(Saved entries)
start

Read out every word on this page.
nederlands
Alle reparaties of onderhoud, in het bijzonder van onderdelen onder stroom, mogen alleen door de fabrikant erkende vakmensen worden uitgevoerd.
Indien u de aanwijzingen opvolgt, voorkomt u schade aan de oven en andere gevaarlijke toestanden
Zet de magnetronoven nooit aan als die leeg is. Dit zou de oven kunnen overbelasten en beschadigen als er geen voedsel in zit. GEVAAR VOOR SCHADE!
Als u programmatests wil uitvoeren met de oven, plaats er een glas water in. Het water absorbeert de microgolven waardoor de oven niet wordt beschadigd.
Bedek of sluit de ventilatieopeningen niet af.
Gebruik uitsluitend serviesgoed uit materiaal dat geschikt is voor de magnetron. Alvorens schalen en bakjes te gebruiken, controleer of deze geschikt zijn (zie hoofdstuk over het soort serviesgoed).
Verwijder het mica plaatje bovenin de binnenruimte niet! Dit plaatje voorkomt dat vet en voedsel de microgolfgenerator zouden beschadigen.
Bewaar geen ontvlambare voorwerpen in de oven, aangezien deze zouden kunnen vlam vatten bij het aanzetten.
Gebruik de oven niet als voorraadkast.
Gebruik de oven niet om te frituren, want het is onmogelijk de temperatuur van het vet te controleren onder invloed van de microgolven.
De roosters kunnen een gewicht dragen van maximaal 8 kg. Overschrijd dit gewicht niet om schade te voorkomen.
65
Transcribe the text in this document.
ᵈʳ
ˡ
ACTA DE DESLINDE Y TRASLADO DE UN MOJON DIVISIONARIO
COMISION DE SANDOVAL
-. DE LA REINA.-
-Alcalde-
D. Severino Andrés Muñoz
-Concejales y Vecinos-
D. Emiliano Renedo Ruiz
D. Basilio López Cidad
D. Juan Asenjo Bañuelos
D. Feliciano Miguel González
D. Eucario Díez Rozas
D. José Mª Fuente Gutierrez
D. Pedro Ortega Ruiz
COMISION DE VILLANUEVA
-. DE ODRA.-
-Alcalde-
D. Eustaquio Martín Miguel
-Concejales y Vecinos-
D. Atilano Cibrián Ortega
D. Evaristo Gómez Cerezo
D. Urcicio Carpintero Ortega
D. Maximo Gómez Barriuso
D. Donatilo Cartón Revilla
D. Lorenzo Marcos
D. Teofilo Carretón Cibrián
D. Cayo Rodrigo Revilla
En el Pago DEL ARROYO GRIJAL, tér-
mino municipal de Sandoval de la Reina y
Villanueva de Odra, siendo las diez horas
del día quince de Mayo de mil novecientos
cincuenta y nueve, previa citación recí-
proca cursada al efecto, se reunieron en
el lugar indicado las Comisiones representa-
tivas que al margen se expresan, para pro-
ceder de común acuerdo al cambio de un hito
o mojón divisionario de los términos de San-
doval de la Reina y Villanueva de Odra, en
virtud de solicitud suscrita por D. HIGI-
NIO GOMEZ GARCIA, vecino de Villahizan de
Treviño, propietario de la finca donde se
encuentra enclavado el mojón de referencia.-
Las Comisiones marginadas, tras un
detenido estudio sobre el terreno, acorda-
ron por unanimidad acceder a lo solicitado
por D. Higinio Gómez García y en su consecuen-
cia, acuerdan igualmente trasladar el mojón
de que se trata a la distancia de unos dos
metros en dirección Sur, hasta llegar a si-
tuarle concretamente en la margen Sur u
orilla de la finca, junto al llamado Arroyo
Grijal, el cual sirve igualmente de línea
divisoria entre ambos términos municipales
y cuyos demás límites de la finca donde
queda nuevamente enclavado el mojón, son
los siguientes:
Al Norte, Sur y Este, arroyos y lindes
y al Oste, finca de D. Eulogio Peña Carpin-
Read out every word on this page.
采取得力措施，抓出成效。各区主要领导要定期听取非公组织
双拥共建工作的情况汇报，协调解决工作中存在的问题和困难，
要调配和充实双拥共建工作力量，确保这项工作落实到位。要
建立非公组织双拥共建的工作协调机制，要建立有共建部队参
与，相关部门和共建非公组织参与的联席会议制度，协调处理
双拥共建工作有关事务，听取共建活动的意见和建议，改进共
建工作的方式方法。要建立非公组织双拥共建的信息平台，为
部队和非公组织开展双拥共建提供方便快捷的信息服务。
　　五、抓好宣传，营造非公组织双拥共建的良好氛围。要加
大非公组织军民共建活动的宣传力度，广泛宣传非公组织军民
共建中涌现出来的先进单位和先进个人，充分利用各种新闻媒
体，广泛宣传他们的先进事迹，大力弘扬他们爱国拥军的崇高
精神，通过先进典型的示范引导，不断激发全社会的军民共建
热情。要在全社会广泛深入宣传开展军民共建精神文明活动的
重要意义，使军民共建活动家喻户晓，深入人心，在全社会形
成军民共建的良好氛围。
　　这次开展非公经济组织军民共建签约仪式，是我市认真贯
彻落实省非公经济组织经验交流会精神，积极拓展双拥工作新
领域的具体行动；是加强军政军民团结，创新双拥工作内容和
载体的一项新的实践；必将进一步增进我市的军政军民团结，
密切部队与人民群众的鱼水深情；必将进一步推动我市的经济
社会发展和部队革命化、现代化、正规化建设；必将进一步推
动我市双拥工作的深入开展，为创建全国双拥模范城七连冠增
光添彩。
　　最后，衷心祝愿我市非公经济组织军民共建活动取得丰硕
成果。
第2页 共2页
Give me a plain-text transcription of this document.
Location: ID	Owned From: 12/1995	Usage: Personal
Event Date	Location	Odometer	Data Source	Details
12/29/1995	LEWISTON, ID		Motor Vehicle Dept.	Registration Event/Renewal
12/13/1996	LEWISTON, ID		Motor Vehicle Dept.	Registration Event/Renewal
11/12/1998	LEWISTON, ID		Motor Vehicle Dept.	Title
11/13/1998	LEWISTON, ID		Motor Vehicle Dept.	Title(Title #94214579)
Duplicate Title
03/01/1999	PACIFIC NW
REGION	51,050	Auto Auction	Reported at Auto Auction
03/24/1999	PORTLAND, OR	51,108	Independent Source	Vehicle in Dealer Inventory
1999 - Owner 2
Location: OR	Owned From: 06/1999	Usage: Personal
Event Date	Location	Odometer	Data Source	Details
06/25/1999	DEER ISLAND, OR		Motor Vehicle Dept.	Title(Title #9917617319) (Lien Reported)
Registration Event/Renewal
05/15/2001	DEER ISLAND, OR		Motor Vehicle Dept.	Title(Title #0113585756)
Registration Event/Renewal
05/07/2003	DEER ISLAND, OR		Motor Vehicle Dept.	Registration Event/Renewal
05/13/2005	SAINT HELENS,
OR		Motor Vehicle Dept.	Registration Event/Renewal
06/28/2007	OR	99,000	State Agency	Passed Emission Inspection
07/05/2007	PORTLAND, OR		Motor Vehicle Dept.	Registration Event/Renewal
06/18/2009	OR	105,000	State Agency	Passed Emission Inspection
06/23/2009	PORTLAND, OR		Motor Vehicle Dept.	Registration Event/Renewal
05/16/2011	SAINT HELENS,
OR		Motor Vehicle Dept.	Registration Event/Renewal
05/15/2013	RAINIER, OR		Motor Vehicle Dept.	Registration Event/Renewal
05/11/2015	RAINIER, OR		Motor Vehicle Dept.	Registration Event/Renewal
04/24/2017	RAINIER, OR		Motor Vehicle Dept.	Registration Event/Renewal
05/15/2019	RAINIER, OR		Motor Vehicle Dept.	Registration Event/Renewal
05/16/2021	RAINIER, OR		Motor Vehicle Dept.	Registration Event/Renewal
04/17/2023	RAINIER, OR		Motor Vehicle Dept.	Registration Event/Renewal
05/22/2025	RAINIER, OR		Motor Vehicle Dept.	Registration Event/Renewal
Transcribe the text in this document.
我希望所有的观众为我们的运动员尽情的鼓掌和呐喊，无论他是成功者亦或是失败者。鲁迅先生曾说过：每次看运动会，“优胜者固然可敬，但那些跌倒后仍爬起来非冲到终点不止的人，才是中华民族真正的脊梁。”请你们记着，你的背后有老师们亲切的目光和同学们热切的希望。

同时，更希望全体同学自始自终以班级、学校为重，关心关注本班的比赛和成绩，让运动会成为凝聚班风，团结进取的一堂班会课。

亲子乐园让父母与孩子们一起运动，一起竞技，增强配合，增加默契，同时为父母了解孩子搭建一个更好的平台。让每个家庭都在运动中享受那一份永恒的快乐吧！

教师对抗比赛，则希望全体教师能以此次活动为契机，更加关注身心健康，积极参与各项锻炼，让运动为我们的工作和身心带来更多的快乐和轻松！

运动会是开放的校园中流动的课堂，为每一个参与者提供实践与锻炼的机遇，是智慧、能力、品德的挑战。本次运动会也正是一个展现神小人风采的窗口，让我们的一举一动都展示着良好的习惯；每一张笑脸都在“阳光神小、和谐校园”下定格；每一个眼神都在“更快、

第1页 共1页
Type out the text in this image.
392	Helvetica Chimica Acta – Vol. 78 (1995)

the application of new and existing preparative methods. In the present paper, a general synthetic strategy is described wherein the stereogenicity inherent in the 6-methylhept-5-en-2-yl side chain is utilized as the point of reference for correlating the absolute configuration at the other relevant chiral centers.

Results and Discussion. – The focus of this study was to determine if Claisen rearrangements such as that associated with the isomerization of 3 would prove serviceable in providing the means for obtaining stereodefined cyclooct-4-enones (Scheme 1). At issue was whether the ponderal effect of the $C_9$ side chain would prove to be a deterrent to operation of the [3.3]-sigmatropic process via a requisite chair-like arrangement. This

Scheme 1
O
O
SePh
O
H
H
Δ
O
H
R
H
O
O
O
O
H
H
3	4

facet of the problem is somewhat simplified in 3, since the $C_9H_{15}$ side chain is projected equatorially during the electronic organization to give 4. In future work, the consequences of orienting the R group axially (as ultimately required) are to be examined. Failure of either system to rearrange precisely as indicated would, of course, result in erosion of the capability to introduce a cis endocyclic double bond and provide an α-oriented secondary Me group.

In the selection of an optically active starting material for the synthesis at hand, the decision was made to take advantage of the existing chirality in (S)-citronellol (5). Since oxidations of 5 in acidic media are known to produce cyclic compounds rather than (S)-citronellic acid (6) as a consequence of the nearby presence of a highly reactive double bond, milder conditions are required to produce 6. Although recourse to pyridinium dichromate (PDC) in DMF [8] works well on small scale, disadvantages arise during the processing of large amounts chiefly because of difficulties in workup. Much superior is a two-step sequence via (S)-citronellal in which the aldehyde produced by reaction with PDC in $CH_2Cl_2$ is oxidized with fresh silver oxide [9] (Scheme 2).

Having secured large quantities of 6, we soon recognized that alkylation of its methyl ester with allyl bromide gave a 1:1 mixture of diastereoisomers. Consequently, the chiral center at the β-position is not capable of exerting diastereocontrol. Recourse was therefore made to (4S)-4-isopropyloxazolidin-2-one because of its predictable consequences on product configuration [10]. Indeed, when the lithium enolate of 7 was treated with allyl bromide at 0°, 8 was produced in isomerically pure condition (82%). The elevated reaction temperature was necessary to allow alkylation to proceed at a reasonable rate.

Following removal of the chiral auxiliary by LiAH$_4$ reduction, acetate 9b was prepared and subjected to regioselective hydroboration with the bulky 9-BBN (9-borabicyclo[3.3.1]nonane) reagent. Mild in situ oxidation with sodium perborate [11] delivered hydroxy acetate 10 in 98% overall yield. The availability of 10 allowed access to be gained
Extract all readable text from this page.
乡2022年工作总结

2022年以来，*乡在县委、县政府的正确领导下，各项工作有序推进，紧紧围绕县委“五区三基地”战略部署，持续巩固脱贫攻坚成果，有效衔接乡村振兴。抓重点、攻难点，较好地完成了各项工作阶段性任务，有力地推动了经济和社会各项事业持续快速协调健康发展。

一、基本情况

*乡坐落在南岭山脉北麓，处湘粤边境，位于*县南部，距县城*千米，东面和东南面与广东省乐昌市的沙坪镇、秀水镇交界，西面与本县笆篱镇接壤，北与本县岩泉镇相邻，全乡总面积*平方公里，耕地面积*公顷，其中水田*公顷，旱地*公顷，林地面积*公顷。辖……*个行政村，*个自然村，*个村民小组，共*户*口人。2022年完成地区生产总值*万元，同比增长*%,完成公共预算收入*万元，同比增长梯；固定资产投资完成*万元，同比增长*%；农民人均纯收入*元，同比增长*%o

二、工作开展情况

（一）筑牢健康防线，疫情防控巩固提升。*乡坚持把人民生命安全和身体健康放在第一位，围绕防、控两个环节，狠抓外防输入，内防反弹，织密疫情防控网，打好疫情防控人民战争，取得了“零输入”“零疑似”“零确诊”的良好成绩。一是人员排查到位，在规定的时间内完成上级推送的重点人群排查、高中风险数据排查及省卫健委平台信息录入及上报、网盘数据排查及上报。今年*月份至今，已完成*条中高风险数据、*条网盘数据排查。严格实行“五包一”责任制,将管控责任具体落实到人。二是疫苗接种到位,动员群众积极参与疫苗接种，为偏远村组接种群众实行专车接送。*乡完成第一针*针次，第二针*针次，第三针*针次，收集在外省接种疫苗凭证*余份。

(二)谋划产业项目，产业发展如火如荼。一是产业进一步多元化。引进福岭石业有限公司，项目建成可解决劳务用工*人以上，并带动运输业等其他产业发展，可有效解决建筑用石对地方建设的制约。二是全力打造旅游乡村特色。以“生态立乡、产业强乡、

end

(What is asked):
Show every line where the string "niet" appears.

(Exercise result):
Als u programmatests wil uitvoeren met de oven, plaats er een glas water in. Het water absorbeert de microgolven waardoor de oven niet wordt beschadigd.
Bedek of sluit de ventilatieopeningen niet af.
Verwijder het mica plaatje bovenin de binnenruimte niet! Dit plaatje voorkomt dat vet en voedsel de microgolfgenerator zouden beschadigen.
Gebruik de oven niet als voorraadkast.
Gebruik de oven niet om te frituren, want het is onmogelijk de temperatuur van het vet te controleren onder invloed van de microgolven.
De roosters kunnen een gewicht dragen van maximaal 8 kg. Overschrijd dit gewicht niet om schade te voorkomen.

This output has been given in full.